> What is expected: Set down every entry word for word. Omit the pictures.

Stored data
###
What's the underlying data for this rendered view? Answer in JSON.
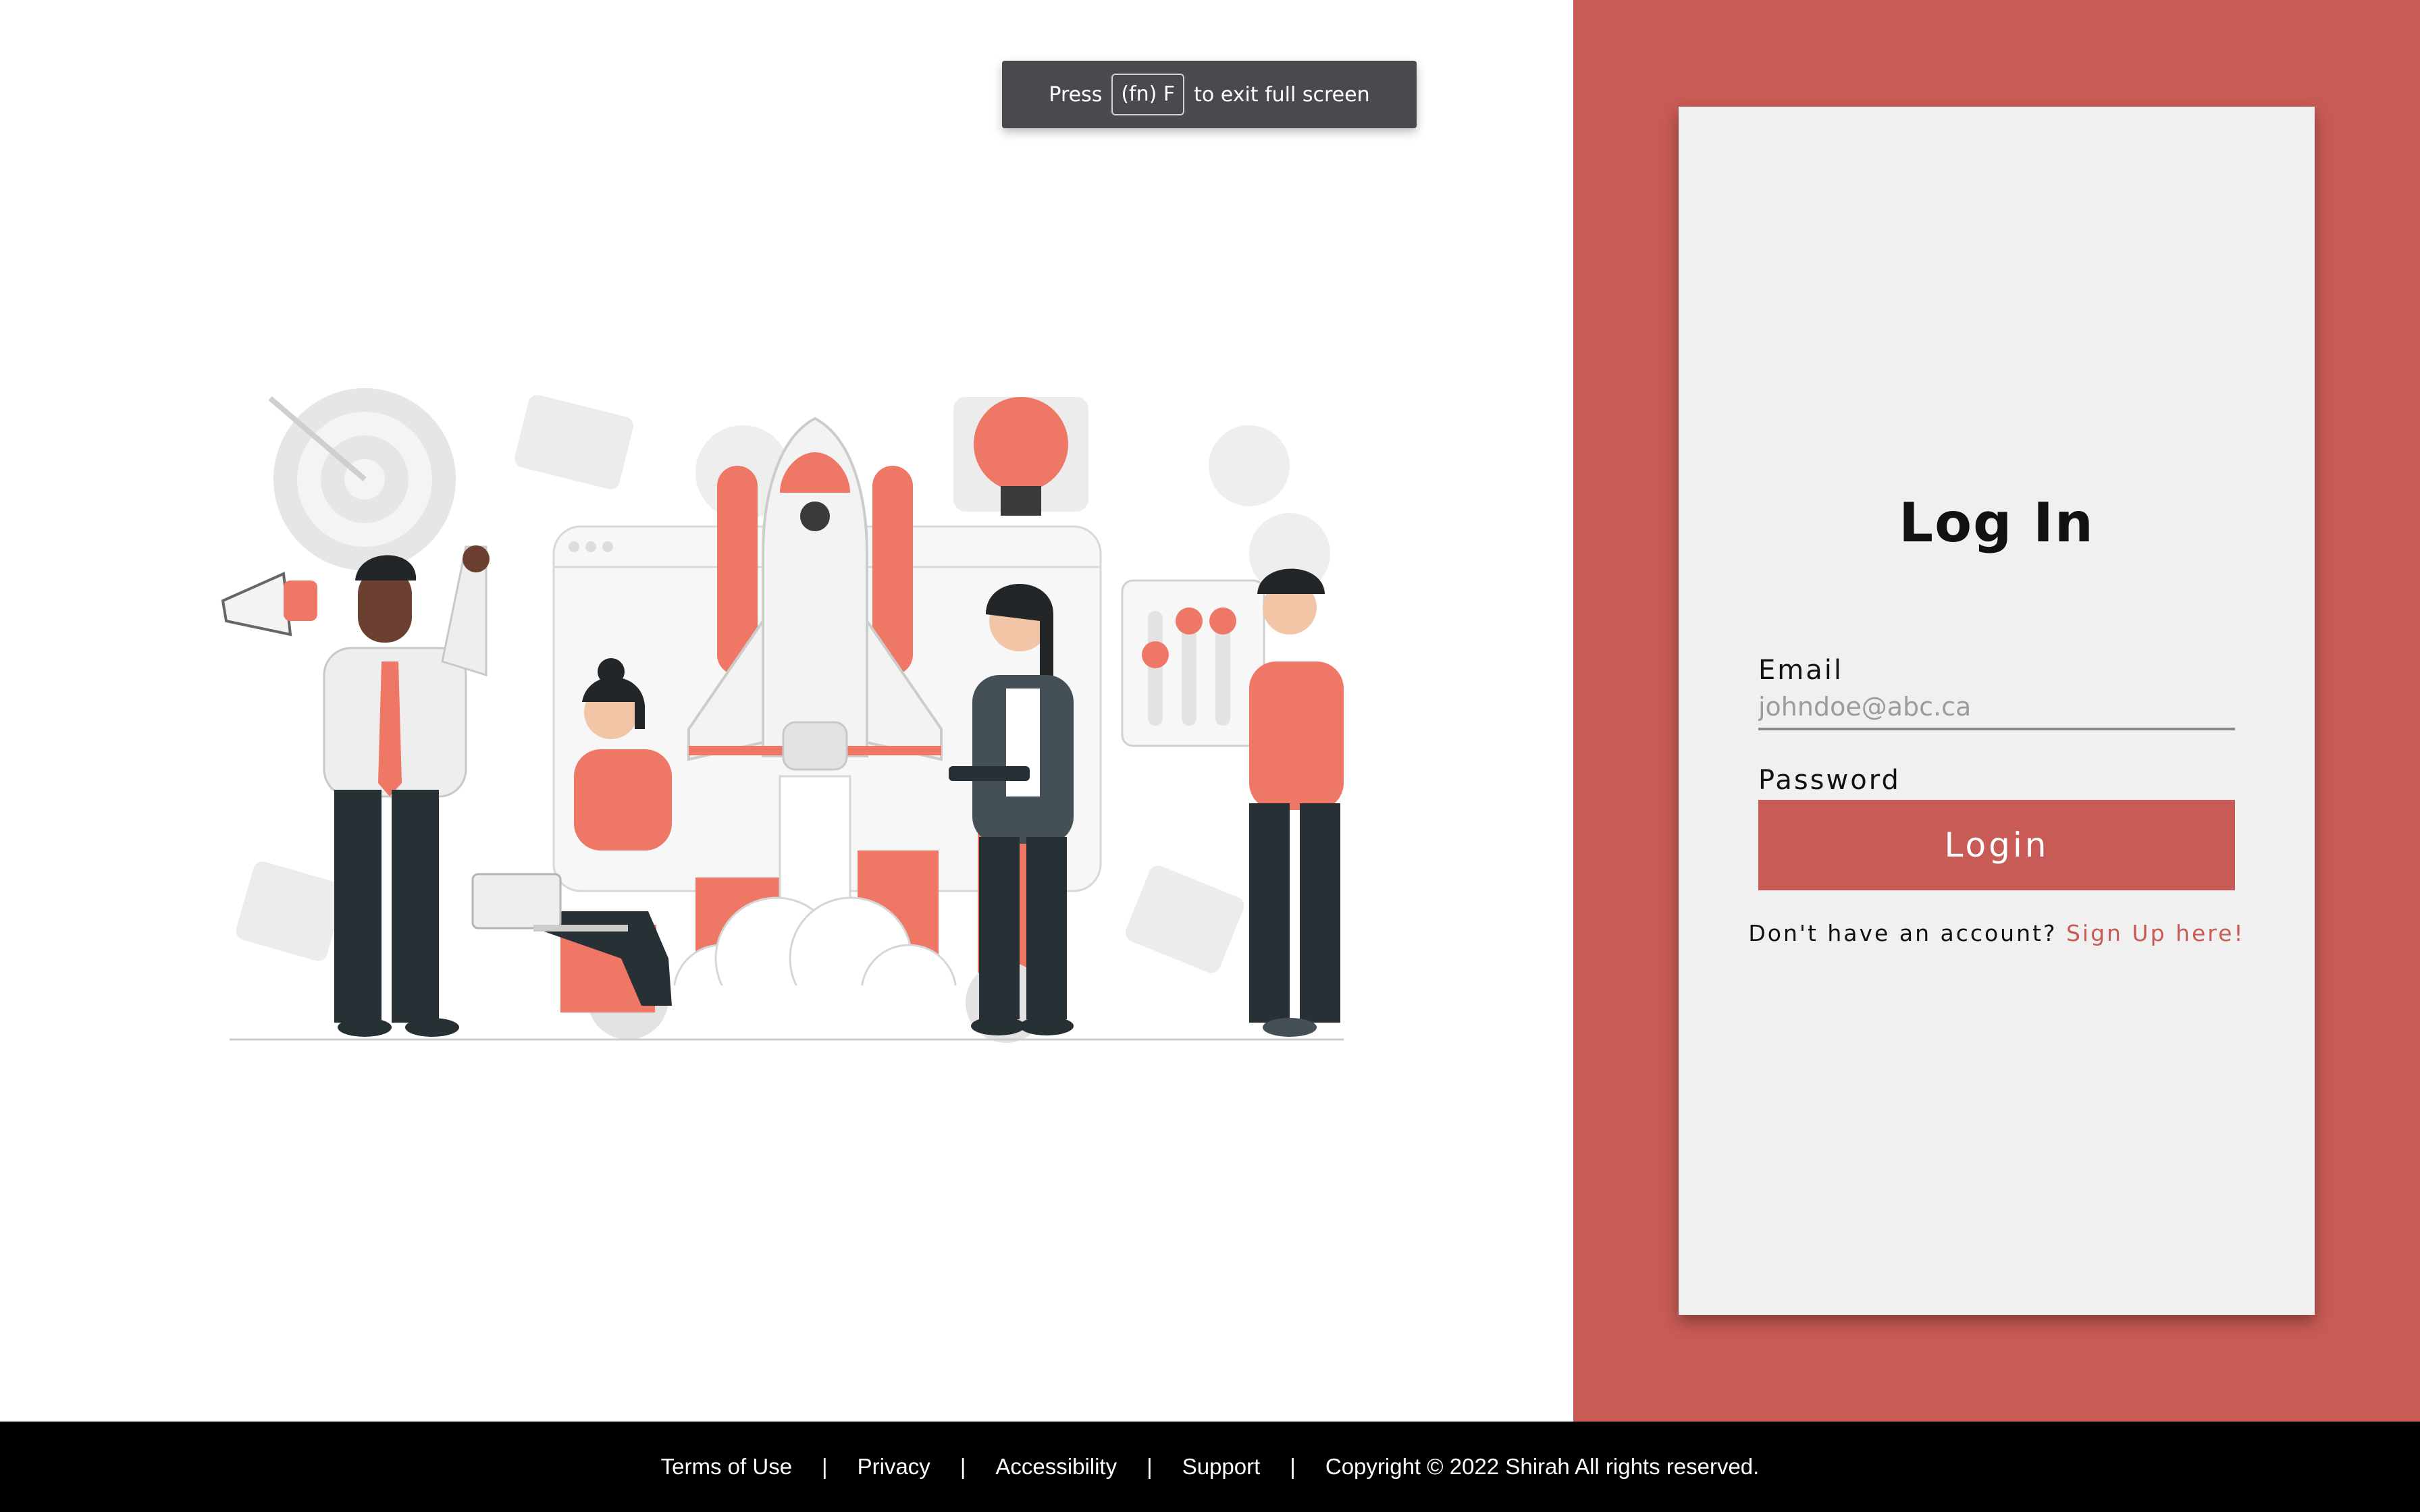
{
  "fullscreen_hint": {
    "press": "Press",
    "key": "(fn) F",
    "suffix": "to exit full screen"
  },
  "login": {
    "title": "Log In",
    "email_label": "Email",
    "email_placeholder": "johndoe@abc.ca",
    "password_label": "Password",
    "password_mask": "●●●●●●●●●",
    "submit_label": "Login",
    "signup_prompt": "Don't have an account?",
    "signup_link": "Sign Up here!"
  },
  "footer": {
    "links": [
      "Terms of Use",
      "Privacy",
      "Accessibility",
      "Support"
    ],
    "separator": "|",
    "copyright": "Copyright © 2022 Shirah All rights reserved."
  },
  "colors": {
    "accent": "#c85b55",
    "illustration_orange": "#ee7766",
    "card_bg": "#f0f0f0",
    "footer_bg": "#000000"
  }
}
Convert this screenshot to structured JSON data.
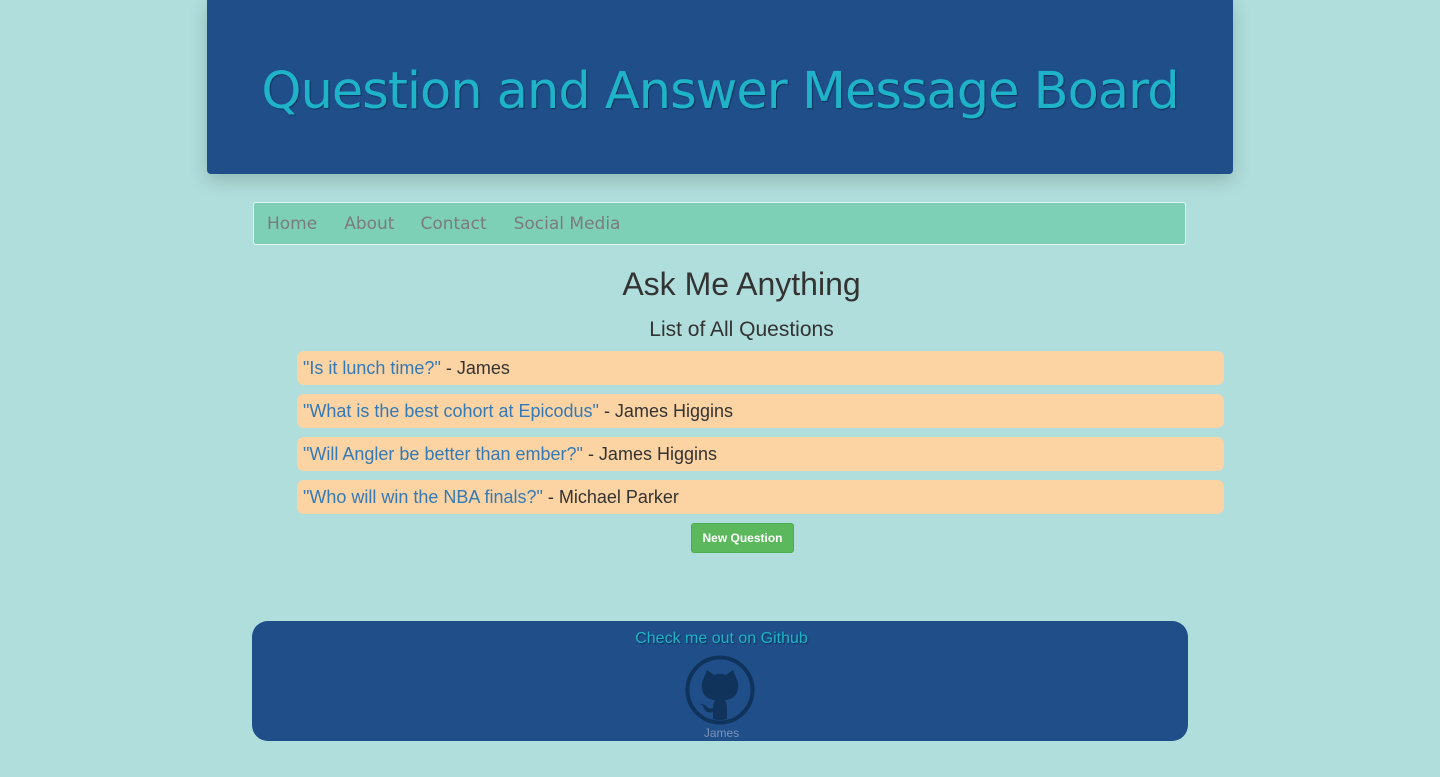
###
> Worked solution:
What's the underlying data for this rendered view? Answer in JSON.
{
  "fullscreen_hint": {
    "press": "Press",
    "key": "(fn) F",
    "suffix": "to exit full screen"
  },
  "login": {
    "title": "Log In",
    "email_label": "Email",
    "email_placeholder": "johndoe@abc.ca",
    "password_label": "Password",
    "password_mask": "●●●●●●●●●",
    "submit_label": "Login",
    "signup_prompt": "Don't have an account?",
    "signup_link": "Sign Up here!"
  },
  "footer": {
    "links": [
      "Terms of Use",
      "Privacy",
      "Accessibility",
      "Support"
    ],
    "separator": "|",
    "copyright": "Copyright © 2022 Shirah All rights reserved."
  },
  "colors": {
    "accent": "#c85b55",
    "illustration_orange": "#ee7766",
    "card_bg": "#f0f0f0",
    "footer_bg": "#000000"
  }
}
Convert this screenshot to structured JSON data.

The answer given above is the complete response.